(begin)

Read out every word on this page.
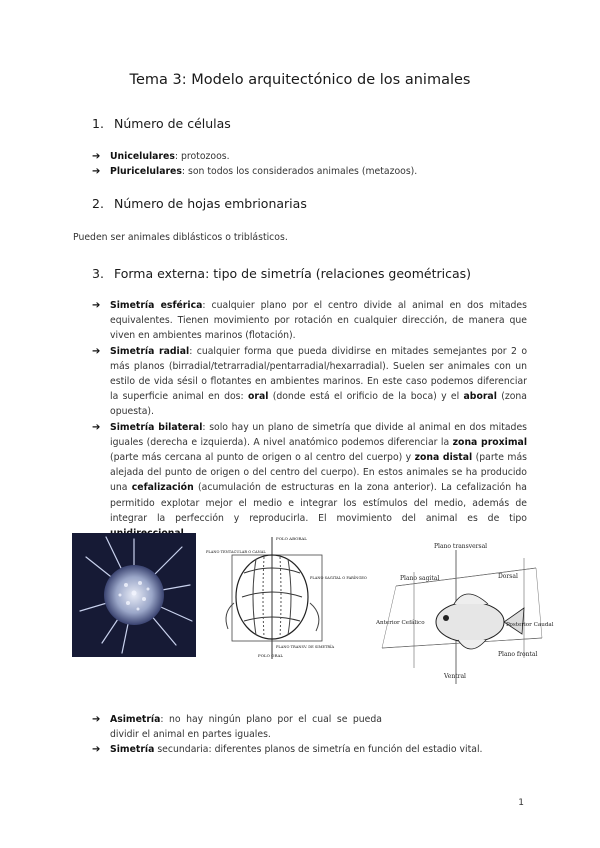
Tema 3: Modelo arquitectónico de los animales
1. Número de células
➔ Unicelulares: protozoos.
➔ Pluricelulares: son todos los considerados animales (metazoos).
2. Número de hojas embrionarias
Pueden ser animales diblásticos o triblásticos.
3. Forma externa: tipo de simetría (relaciones geométricas)
➔ Simetría esférica: cualquier plano por el centro divide al animal en dos mitades equivalentes. Tienen movimiento por rotación en cualquier dirección, de manera que viven en ambientes marinos (flotación).
➔ Simetría radial: cualquier forma que pueda dividirse en mitades semejantes por 2 o más planos (birradial/tetrarradial/pentarradial/hexarradial). Suelen ser animales con un estilo de vida sésil o flotantes en ambientes marinos. En este caso podemos diferenciar la superficie animal en dos: oral (donde está el orificio de la boca) y el aboral (zona opuesta).
➔ Simetría bilateral: solo hay un plano de simetría que divide al animal en dos mitades iguales (derecha e izquierda). A nivel anatómico podemos diferenciar la zona proximal (parte más cercana al punto de origen o al centro del cuerpo) y zona distal (parte más alejada del punto de origen o del centro del cuerpo). En estos animales se ha producido una cefalización (acumulación de estructuras en la zona anterior). La cefalización ha permitido explotar mejor el medio e integrar los estímulos del medio, además de integrar la perfección y reproducirla. El movimiento del animal es de tipo
POLO ABORAL
PLANO TENTACULAR O CANAL
PLANO SAGITAL O FARÍNGEO
PLANO TRANSV. DE SIMETRÍA
POLO ORAL
Plano transversal
Plano sagital	Dorsal
Anterior Cefálico	Posterior Caudal
Plano frontal
Ventral
➔ Asimetría: no hay ningún plano por el cual se pueda dividir el animal en partes iguales.
➔ Simetría secundaria: diferentes planos de simetría en función del estadio vital.
1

(end)

### [EXERCISE REQUIREMENTS]
Print all of the entries word for word. Omit the pictures they contain.

### [IN RESPONSE]
Read out every word on this page.
Tema 3: Modelo arquitectónico de los animales
1. Número de células
➔ Unicelulares: protozoos.
➔ Pluricelulares: son todos los considerados animales (metazoos).
2. Número de hojas embrionarias
Pueden ser animales diblásticos o triblásticos.
3. Forma externa: tipo de simetría (relaciones geométricas)
➔ Simetría esférica: cualquier plano por el centro divide al animal en dos mitades equivalentes. Tienen movimiento por rotación en cualquier dirección, de manera que viven en ambientes marinos (flotación).
➔ Simetría radial: cualquier forma que pueda dividirse en mitades semejantes por 2 o más planos (birradial/tetrarradial/pentarradial/hexarradial). Suelen ser animales con un estilo de vida sésil o flotantes en ambientes marinos. En este caso podemos diferenciar la superficie animal en dos: oral (donde está el orificio de la boca) y el aboral (zona opuesta).
➔ Simetría bilateral: solo hay un plano de simetría que divide al animal en dos mitades iguales (derecha e izquierda). A nivel anatómico podemos diferenciar la zona proximal (parte más cercana al punto de origen o al centro del cuerpo) y zona distal (parte más alejada del punto de origen o del centro del cuerpo). En estos animales se ha producido una cefalización (acumulación de estructuras en la zona anterior). La cefalización ha permitido explotar mejor el medio e integrar los estímulos del medio, además de integrar la perfección y reproducirla. El movimiento del animal es de tipo
POLO ABORAL
PLANO TENTACULAR O CANAL
PLANO SAGITAL O FARÍNGEO
PLANO TRANSV. DE SIMETRÍA
POLO ORAL
Plano transversal
Plano sagital	Dorsal
Anterior Cefálico	Posterior Caudal
Plano frontal
Ventral
➔ Asimetría: no hay ningún plano por el cual se pueda dividir el animal en partes iguales.
➔ Simetría secundaria: diferentes planos de simetría en función del estadio vital.
1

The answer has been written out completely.